* PASSAGE TO READ:
•••
SPRINGFIELD – Jeffrey Scott Bosch, a senior in the Computer Science program at the University of Illinois at Springfield, has received a Distinctive Excellence award in the 2006 Atmel AVR Design Contest, sponsored by Circuit Cellar magazine.
Bosch was recognized for his design of the ScoreTime system, a digital wall clock that doubles as a scorekeeper for two-player games. A wireless remote control allows game players to keep score, set the time, and configure various options through a menu.
Bosch, who will graduate this May, is an online student living near Sacramento, California, and currently works as a technical writer for ProStores, an eBay company. He explained that the idea for ScoreTime "came about from playing pool and ping-pong with my friends; we seemed to constantly forget the score because there was no convenient scorekeeping system available." Bosch said he hopes to license the idea to a clock manufacturer or to pursue independent funding.
•••
* TASKS:
1) In the article on Bosch's ScoreTime award, which games was he playing with friends when the idea came about?
2) Please extend the article on Bosch's ScoreTime award, starting after its final sentence.
•••
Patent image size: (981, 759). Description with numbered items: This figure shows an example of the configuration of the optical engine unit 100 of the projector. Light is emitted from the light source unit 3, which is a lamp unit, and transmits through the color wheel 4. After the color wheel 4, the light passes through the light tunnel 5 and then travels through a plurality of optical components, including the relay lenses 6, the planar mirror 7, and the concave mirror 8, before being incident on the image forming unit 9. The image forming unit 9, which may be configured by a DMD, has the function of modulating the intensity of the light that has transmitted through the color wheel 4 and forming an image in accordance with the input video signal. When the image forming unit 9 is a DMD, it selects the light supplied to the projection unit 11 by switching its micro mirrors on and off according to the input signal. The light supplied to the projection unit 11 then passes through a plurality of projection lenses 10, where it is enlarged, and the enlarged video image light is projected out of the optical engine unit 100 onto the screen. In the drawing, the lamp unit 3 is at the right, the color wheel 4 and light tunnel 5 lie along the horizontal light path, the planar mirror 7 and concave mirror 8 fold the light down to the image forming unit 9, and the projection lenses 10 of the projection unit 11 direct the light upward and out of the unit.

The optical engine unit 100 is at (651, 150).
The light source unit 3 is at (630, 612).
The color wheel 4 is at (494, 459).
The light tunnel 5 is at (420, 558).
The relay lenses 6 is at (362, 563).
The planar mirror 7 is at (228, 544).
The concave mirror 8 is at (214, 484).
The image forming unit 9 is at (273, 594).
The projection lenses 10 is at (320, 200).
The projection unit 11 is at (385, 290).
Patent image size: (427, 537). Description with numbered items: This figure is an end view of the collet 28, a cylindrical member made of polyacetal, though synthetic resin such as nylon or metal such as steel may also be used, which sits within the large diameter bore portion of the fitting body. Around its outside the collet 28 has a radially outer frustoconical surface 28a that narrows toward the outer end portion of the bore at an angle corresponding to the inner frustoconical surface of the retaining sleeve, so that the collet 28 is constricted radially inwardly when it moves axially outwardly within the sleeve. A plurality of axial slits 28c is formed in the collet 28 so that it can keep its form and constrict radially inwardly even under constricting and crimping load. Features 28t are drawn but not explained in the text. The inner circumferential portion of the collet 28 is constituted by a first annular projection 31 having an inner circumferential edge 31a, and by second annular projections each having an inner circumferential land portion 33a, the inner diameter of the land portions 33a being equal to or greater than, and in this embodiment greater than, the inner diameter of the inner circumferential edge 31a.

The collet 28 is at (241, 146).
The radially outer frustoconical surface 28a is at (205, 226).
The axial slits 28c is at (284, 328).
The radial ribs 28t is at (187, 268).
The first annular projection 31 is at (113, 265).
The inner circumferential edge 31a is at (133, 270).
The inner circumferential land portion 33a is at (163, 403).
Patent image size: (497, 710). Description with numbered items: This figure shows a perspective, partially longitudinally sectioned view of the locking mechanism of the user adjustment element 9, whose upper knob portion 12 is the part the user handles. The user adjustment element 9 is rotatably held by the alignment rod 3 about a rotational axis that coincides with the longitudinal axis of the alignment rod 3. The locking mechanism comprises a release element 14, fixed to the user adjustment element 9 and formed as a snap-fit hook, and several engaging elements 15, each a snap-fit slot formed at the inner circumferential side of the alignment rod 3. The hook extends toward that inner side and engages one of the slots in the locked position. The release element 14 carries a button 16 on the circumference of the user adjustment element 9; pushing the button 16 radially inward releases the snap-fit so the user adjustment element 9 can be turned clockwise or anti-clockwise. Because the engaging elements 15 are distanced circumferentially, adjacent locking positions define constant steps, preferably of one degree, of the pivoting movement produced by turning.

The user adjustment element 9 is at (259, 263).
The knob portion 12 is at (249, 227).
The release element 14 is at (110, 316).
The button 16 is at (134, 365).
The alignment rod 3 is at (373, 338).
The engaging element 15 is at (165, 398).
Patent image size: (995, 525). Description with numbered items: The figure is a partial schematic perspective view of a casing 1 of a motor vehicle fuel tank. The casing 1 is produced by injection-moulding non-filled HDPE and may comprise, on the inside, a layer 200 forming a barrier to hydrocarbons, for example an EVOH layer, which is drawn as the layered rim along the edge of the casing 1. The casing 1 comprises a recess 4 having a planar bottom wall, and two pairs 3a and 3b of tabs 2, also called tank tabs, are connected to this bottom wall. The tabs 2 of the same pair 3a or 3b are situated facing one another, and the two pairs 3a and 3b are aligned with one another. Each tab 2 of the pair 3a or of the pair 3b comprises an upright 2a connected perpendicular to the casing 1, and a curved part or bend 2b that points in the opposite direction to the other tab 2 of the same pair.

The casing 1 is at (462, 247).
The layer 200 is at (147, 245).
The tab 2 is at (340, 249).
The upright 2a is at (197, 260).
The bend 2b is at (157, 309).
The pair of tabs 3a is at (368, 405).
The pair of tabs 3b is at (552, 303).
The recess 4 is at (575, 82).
•••
* EXERCISE RESULTS:
1) Pool and ping-pong.

2)
This is Bosch's second award from Circuit Cellar. He also received a Distinctive Excellence award in 2004 for the MeetingMinder, a timer for public speaking events.
Bosch earned two associate of science degrees – one in optronics (1982) and one in computer science/embedded systems (2005) – before enrolling at UIS.
Circuit Cellar is a publication providing practical, hands-on applications for embedded-control designers. The Atmel contest is an opportunity for designers to work with the company’s family of flash memory microcontrollers and test their own skills against engineers around the world. Winning designs are selected based on technical merit, usefulness, originality, design optimization, and cost effectiveness.